_What is being asked_
Your task is to copy every record exactly.

_Listed records_
======

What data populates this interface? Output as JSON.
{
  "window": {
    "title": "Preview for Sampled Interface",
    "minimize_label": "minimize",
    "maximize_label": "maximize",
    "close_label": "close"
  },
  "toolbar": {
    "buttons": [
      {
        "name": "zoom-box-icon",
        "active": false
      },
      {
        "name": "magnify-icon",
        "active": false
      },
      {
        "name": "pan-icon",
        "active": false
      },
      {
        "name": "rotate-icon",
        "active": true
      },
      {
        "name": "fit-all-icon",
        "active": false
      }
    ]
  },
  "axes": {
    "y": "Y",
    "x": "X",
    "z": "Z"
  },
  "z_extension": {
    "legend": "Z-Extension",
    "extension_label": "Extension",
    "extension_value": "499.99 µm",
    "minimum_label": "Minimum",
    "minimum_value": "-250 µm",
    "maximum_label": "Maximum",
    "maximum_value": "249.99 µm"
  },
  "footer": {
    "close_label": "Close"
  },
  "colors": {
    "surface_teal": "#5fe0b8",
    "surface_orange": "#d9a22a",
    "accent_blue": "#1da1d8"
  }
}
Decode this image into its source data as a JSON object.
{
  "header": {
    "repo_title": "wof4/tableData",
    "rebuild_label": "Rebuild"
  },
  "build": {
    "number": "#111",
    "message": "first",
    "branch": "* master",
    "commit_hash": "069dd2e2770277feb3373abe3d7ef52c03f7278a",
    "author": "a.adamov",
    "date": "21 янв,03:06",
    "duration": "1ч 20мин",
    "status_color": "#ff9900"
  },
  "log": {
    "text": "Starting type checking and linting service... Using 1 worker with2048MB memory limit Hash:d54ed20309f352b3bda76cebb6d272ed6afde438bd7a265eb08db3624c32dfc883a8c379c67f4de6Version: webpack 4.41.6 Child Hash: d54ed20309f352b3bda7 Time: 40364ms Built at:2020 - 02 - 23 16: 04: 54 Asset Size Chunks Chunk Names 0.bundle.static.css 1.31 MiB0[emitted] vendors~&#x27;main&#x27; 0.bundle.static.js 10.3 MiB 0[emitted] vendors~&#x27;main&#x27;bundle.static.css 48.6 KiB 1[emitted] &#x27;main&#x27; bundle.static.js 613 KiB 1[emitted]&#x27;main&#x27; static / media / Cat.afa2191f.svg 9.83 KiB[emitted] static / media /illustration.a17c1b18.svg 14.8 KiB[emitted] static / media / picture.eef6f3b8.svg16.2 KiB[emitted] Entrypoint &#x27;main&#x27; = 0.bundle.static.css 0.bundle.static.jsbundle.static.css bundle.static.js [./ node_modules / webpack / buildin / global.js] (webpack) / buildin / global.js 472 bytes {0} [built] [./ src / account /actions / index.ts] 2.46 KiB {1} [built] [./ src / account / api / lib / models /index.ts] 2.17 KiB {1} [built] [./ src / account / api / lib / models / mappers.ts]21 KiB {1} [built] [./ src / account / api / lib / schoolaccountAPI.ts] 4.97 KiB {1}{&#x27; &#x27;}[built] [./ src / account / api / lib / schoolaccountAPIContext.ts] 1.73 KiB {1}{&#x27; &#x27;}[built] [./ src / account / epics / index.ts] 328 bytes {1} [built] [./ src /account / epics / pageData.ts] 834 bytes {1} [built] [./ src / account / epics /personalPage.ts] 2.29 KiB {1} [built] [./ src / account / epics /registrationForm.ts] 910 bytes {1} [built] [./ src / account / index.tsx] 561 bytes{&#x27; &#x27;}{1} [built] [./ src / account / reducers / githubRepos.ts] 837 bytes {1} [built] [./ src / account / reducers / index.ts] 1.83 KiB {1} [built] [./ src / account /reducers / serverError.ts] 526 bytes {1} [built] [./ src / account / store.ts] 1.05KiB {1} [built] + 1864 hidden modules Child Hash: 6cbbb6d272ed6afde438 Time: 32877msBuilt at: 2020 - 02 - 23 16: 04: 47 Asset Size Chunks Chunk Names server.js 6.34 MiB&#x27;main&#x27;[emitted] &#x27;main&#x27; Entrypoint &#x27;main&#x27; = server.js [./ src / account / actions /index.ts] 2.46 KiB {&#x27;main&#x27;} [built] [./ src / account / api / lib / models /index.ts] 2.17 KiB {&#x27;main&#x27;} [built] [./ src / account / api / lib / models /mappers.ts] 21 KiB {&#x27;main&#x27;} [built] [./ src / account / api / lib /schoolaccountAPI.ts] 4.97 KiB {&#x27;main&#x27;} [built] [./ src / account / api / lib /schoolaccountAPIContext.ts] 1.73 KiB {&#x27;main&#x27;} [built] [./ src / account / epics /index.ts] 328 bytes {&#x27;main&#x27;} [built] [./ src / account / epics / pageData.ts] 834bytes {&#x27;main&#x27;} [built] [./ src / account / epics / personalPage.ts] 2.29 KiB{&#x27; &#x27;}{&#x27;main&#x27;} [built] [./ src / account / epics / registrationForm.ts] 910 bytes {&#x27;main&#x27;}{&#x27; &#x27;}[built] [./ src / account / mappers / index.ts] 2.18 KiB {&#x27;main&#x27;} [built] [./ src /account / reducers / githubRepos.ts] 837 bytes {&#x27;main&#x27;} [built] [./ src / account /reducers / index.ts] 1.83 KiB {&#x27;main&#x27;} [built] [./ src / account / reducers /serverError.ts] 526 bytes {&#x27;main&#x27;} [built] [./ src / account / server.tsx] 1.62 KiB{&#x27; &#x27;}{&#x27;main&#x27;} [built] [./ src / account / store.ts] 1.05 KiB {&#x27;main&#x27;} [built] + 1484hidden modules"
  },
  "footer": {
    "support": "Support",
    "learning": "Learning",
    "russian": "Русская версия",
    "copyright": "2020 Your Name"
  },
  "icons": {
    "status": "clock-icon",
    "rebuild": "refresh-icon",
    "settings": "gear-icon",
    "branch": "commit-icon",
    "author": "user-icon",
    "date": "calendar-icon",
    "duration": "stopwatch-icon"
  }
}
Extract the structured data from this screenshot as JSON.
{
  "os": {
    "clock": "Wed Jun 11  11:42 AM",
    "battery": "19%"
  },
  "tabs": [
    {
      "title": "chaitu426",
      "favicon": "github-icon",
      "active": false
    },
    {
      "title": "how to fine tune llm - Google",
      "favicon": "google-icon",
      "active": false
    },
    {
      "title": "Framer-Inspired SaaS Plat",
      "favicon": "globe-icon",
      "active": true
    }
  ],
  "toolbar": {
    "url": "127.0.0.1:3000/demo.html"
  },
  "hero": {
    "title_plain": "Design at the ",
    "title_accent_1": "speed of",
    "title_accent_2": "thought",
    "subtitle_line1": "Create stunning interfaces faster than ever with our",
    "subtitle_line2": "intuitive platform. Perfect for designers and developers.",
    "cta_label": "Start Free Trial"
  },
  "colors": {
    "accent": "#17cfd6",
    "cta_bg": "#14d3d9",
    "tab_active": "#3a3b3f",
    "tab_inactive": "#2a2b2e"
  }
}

======

_Complete answer_
What data populates this interface? Output as JSON.
{
  "window": {
    "title": "Preview for Sampled Interface",
    "minimize_label": "minimize",
    "maximize_label": "maximize",
    "close_label": "close"
  },
  "toolbar": {
    "buttons": [
      {
        "name": "zoom-box-icon",
        "active": false
      },
      {
        "name": "magnify-icon",
        "active": false
      },
      {
        "name": "pan-icon",
        "active": false
      },
      {
        "name": "rotate-icon",
        "active": true
      },
      {
        "name": "fit-all-icon",
        "active": false
      }
    ]
  },
  "axes": {
    "y": "Y",
    "x": "X",
    "z": "Z"
  },
  "z_extension": {
    "legend": "Z-Extension",
    "extension_label": "Extension",
    "extension_value": "499.99 µm",
    "minimum_label": "Minimum",
    "minimum_value": "-250 µm",
    "maximum_label": "Maximum",
    "maximum_value": "249.99 µm"
  },
  "footer": {
    "close_label": "Close"
  },
  "colors": {
    "surface_teal": "#5fe0b8",
    "surface_orange": "#d9a22a",
    "accent_blue": "#1da1d8"
  }
}
Decode this image into its source data as a JSON object.
{
  "header": {
    "repo_title": "wof4/tableData",
    "rebuild_label": "Rebuild"
  },
  "build": {
    "number": "#111",
    "message": "first",
    "branch": "* master",
    "commit_hash": "069dd2e2770277feb3373abe3d7ef52c03f7278a",
    "author": "a.adamov",
    "date": "21 янв,03:06",
    "duration": "1ч 20мин",
    "status_color": "#ff9900"
  },
  "log": {
    "text": "Starting type checking and linting service... Using 1 worker with2048MB memory limit Hash:d54ed20309f352b3bda76cebb6d272ed6afde438bd7a265eb08db3624c32dfc883a8c379c67f4de6Version: webpack 4.41.6 Child Hash: d54ed20309f352b3bda7 Time: 40364ms Built at:2020 - 02 - 23 16: 04: 54 Asset Size Chunks Chunk Names 0.bundle.static.css 1.31 MiB0[emitted] vendors~&#x27;main&#x27; 0.bundle.static.js 10.3 MiB 0[emitted] vendors~&#x27;main&#x27;bundle.static.css 48.6 KiB 1[emitted] &#x27;main&#x27; bundle.static.js 613 KiB 1[emitted]&#x27;main&#x27; static / media / Cat.afa2191f.svg 9.83 KiB[emitted] static / media /illustration.a17c1b18.svg 14.8 KiB[emitted] static / media / picture.eef6f3b8.svg16.2 KiB[emitted] Entrypoint &#x27;main&#x27; = 0.bundle.static.css 0.bundle.static.jsbundle.static.css bundle.static.js [./ node_modules / webpack / buildin / global.js] (webpack) / buildin / global.js 472 bytes {0} [built] [./ src / account /actions / index.ts] 2.46 KiB {1} [built] [./ src / account / api / lib / models /index.ts] 2.17 KiB {1} [built] [./ src / account / api / lib / models / mappers.ts]21 KiB {1} [built] [./ src / account / api / lib / schoolaccountAPI.ts] 4.97 KiB {1}{&#x27; &#x27;}[built] [./ src / account / api / lib / schoolaccountAPIContext.ts] 1.73 KiB {1}{&#x27; &#x27;}[built] [./ src / account / epics / index.ts] 328 bytes {1} [built] [./ src /account / epics / pageData.ts] 834 bytes {1} [built] [./ src / account / epics /personalPage.ts] 2.29 KiB {1} [built] [./ src / account / epics /registrationForm.ts] 910 bytes {1} [built] [./ src / account / index.tsx] 561 bytes{&#x27; &#x27;}{1} [built] [./ src / account / reducers / githubRepos.ts] 837 bytes {1} [built] [./ src / account / reducers / index.ts] 1.83 KiB {1} [built] [./ src / account /reducers / serverError.ts] 526 bytes {1} [built] [./ src / account / store.ts] 1.05KiB {1} [built] + 1864 hidden modules Child Hash: 6cbbb6d272ed6afde438 Time: 32877msBuilt at: 2020 - 02 - 23 16: 04: 47 Asset Size Chunks Chunk Names server.js 6.34 MiB&#x27;main&#x27;[emitted] &#x27;main&#x27; Entrypoint &#x27;main&#x27; = server.js [./ src / account / actions /index.ts] 2.46 KiB {&#x27;main&#x27;} [built] [./ src / account / api / lib / models /index.ts] 2.17 KiB {&#x27;main&#x27;} [built] [./ src / account / api / lib / models /mappers.ts] 21 KiB {&#x27;main&#x27;} [built] [./ src / account / api / lib /schoolaccountAPI.ts] 4.97 KiB {&#x27;main&#x27;} [built] [./ src / account / api / lib /schoolaccountAPIContext.ts] 1.73 KiB {&#x27;main&#x27;} [built] [./ src / account / epics /index.ts] 328 bytes {&#x27;main&#x27;} [built] [./ src / account / epics / pageData.ts] 834bytes {&#x27;main&#x27;} [built] [./ src / account / epics / personalPage.ts] 2.29 KiB{&#x27; &#x27;}{&#x27;main&#x27;} [built] [./ src / account / epics / registrationForm.ts] 910 bytes {&#x27;main&#x27;}{&#x27; &#x27;}[built] [./ src / account / mappers / index.ts] 2.18 KiB {&#x27;main&#x27;} [built] [./ src /account / reducers / githubRepos.ts] 837 bytes {&#x27;main&#x27;} [built] [./ src / account /reducers / index.ts] 1.83 KiB {&#x27;main&#x27;} [built] [./ src / account / reducers /serverError.ts] 526 bytes {&#x27;main&#x27;} [built] [./ src / account / server.tsx] 1.62 KiB{&#x27; &#x27;}{&#x27;main&#x27;} [built] [./ src / account / store.ts] 1.05 KiB {&#x27;main&#x27;} [built] + 1484hidden modules"
  },
  "footer": {
    "support": "Support",
    "learning": "Learning",
    "russian": "Русская версия",
    "copyright": "2020 Your Name"
  },
  "icons": {
    "status": "clock-icon",
    "rebuild": "refresh-icon",
    "settings": "gear-icon",
    "branch": "commit-icon",
    "author": "user-icon",
    "date": "calendar-icon",
    "duration": "stopwatch-icon"
  }
}
Extract the structured data from this screenshot as JSON.
{
  "os": {
    "clock": "Wed Jun 11  11:42 AM",
    "battery": "19%"
  },
  "tabs": [
    {
      "title": "chaitu426",
      "favicon": "github-icon",
      "active": false
    },
    {
      "title": "how to fine tune llm - Google",
      "favicon": "google-icon",
      "active": false
    },
    {
      "title": "Framer-Inspired SaaS Plat",
      "favicon": "globe-icon",
      "active": true
    }
  ],
  "toolbar": {
    "url": "127.0.0.1:3000/demo.html"
  },
  "hero": {
    "title_plain": "Design at the ",
    "title_accent_1": "speed of",
    "title_accent_2": "thought",
    "subtitle_line1": "Create stunning interfaces faster than ever with our",
    "subtitle_line2": "intuitive platform. Perfect for designers and developers.",
    "cta_label": "Start Free Trial"
  },
  "colors": {
    "accent": "#17cfd6",
    "cta_bg": "#14d3d9",
    "tab_active": "#3a3b3f",
    "tab_inactive": "#2a2b2e"
  }
}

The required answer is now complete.